___ TASK MATERIAL

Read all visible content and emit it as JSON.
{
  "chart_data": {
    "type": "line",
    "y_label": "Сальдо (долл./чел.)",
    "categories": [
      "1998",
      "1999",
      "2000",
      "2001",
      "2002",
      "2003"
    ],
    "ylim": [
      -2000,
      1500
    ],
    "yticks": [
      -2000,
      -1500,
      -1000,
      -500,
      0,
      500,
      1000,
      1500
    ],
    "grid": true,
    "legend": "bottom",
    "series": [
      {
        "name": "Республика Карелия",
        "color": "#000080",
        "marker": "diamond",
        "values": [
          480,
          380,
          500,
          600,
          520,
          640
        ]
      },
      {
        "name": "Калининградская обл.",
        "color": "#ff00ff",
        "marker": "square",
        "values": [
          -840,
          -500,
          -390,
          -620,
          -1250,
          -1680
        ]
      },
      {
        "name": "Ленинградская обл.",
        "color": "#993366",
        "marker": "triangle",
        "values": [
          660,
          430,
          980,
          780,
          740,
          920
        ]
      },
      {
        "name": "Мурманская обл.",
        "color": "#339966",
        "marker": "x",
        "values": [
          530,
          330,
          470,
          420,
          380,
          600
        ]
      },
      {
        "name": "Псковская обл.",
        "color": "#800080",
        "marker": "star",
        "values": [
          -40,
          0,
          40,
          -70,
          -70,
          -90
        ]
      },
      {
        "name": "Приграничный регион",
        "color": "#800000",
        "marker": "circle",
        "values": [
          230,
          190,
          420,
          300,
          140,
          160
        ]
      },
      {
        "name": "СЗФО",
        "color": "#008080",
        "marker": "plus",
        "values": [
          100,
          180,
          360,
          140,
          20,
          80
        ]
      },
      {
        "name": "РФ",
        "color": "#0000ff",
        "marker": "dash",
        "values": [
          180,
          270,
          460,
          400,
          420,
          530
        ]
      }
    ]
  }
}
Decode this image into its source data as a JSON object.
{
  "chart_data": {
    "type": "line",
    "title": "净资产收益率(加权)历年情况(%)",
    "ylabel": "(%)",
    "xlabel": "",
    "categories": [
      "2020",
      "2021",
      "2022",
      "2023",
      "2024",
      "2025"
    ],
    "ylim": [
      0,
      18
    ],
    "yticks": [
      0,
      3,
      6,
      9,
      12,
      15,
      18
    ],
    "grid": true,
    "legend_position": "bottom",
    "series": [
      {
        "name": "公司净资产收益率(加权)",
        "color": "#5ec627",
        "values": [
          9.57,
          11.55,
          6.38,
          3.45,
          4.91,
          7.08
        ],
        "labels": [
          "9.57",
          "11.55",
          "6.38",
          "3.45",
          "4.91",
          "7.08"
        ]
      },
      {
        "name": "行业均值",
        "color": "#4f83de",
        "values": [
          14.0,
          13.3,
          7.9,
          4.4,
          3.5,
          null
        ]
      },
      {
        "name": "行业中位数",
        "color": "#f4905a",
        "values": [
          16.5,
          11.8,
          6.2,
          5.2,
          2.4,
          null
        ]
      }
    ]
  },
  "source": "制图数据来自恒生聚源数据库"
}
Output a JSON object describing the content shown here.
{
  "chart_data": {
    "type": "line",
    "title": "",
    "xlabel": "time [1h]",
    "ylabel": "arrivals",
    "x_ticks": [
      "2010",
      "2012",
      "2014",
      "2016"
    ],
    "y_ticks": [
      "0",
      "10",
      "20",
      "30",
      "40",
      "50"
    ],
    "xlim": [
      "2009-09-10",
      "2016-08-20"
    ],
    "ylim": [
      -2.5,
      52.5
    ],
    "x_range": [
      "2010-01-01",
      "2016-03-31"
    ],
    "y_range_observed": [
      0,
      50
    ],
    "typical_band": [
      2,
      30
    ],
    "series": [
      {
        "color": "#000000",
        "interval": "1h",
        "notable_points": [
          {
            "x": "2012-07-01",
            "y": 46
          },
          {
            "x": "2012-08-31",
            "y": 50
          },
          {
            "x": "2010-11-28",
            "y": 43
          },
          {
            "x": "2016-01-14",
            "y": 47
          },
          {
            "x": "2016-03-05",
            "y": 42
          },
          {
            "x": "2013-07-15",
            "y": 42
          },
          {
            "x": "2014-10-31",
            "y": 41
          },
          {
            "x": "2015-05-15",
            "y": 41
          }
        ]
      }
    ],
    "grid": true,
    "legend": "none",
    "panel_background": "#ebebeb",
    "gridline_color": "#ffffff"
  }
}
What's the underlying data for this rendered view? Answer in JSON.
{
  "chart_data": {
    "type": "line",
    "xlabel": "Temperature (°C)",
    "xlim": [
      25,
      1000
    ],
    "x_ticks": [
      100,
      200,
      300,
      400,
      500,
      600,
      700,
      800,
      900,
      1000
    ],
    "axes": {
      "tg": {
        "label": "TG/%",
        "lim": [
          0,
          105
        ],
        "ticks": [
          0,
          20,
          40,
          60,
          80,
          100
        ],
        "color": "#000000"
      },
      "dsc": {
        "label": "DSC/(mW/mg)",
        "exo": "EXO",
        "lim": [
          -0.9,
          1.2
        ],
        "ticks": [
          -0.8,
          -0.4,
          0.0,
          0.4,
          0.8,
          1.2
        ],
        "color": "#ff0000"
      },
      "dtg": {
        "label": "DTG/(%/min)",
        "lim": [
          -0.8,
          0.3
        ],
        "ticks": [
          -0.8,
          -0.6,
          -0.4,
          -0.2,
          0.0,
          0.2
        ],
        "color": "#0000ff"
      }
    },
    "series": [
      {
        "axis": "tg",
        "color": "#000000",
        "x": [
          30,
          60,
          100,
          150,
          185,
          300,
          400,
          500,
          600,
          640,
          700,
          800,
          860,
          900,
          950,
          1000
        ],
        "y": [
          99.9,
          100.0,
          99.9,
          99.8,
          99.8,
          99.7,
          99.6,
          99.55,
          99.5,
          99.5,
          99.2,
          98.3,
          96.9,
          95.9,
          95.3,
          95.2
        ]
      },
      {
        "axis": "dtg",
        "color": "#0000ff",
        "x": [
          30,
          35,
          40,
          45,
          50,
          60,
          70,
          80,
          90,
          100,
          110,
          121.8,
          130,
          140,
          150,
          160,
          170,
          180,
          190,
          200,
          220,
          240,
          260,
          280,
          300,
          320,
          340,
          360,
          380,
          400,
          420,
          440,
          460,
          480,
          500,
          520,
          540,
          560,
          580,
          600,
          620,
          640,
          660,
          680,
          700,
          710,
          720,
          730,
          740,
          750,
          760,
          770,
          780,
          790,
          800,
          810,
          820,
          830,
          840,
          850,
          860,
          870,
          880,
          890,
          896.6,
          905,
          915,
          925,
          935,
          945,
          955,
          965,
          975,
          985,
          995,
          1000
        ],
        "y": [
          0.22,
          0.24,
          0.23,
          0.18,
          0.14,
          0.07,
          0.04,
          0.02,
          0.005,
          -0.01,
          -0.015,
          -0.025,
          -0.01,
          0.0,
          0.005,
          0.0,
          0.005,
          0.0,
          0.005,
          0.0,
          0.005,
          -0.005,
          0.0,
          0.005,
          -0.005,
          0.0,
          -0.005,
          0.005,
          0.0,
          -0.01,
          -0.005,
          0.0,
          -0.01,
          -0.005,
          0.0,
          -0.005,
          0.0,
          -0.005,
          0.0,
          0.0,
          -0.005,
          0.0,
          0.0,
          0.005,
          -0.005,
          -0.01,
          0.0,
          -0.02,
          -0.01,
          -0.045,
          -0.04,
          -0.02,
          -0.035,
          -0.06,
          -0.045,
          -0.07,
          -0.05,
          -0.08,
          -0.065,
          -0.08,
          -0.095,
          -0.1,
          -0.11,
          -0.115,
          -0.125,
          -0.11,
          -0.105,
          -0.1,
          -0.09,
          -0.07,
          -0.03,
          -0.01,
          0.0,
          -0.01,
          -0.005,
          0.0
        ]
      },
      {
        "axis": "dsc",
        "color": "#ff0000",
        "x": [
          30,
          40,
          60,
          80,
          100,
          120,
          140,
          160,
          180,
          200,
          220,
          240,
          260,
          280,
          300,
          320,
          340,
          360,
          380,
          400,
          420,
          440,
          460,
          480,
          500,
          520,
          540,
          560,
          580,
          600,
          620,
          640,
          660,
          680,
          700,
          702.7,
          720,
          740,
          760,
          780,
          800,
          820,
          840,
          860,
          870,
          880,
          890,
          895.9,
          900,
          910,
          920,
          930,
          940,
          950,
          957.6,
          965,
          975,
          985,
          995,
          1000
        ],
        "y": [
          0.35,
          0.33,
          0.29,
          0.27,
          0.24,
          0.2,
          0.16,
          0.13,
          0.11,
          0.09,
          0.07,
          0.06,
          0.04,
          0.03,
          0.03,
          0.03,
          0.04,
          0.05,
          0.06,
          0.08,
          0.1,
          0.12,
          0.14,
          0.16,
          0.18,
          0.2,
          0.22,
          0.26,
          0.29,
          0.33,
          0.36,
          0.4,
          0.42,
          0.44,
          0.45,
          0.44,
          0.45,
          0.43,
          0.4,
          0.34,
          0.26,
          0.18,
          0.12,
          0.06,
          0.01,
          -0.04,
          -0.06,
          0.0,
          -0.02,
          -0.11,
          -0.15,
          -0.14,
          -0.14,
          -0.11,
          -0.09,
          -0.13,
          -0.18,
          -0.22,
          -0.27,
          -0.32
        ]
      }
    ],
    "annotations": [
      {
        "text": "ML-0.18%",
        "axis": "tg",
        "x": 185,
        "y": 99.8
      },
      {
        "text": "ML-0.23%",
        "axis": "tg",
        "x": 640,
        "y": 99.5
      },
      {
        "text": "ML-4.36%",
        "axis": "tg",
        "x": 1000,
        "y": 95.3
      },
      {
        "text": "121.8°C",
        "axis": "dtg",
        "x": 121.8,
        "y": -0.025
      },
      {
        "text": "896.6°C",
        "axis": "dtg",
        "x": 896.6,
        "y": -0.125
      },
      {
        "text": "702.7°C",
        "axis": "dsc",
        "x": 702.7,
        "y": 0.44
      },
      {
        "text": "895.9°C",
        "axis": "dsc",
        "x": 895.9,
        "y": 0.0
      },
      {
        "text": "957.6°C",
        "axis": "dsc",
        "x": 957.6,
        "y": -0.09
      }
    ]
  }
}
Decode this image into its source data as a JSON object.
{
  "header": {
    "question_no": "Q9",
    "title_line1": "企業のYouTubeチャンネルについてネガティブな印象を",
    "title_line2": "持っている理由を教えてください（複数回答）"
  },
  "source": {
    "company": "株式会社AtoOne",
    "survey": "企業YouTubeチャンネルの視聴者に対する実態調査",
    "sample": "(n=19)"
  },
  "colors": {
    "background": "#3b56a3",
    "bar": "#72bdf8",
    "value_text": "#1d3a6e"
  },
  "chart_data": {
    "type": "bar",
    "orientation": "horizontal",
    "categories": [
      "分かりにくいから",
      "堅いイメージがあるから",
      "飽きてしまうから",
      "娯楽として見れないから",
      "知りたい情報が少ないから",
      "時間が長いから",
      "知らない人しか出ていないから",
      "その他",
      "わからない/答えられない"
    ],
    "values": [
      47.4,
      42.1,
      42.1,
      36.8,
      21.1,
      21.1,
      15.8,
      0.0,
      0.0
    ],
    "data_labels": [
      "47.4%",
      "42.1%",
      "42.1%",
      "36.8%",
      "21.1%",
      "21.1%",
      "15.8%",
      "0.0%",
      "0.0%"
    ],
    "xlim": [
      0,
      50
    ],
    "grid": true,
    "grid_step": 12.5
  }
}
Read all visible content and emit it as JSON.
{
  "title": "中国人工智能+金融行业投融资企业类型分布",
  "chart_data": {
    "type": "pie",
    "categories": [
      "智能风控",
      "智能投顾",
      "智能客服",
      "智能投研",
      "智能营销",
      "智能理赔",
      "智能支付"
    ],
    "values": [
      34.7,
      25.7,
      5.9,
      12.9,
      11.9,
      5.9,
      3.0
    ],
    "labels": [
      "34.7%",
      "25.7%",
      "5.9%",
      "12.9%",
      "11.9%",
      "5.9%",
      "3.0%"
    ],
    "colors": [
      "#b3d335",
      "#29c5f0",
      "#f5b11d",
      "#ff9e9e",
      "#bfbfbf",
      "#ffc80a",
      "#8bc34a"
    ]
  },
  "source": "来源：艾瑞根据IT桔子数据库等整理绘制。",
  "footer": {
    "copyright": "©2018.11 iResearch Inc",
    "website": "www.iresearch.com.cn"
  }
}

______

| PROBLEM REQUIREMENTS |
Copy out each line in the listing that has the word "source".

| REPLY |
Decode this image into its source data as a JSON object.
  "source": "制图数据来自恒生聚源数据库"
Decode this image into its source data as a JSON object.
  "source": {
  "source": "来源：艾瑞根据IT桔子数据库等整理绘制。",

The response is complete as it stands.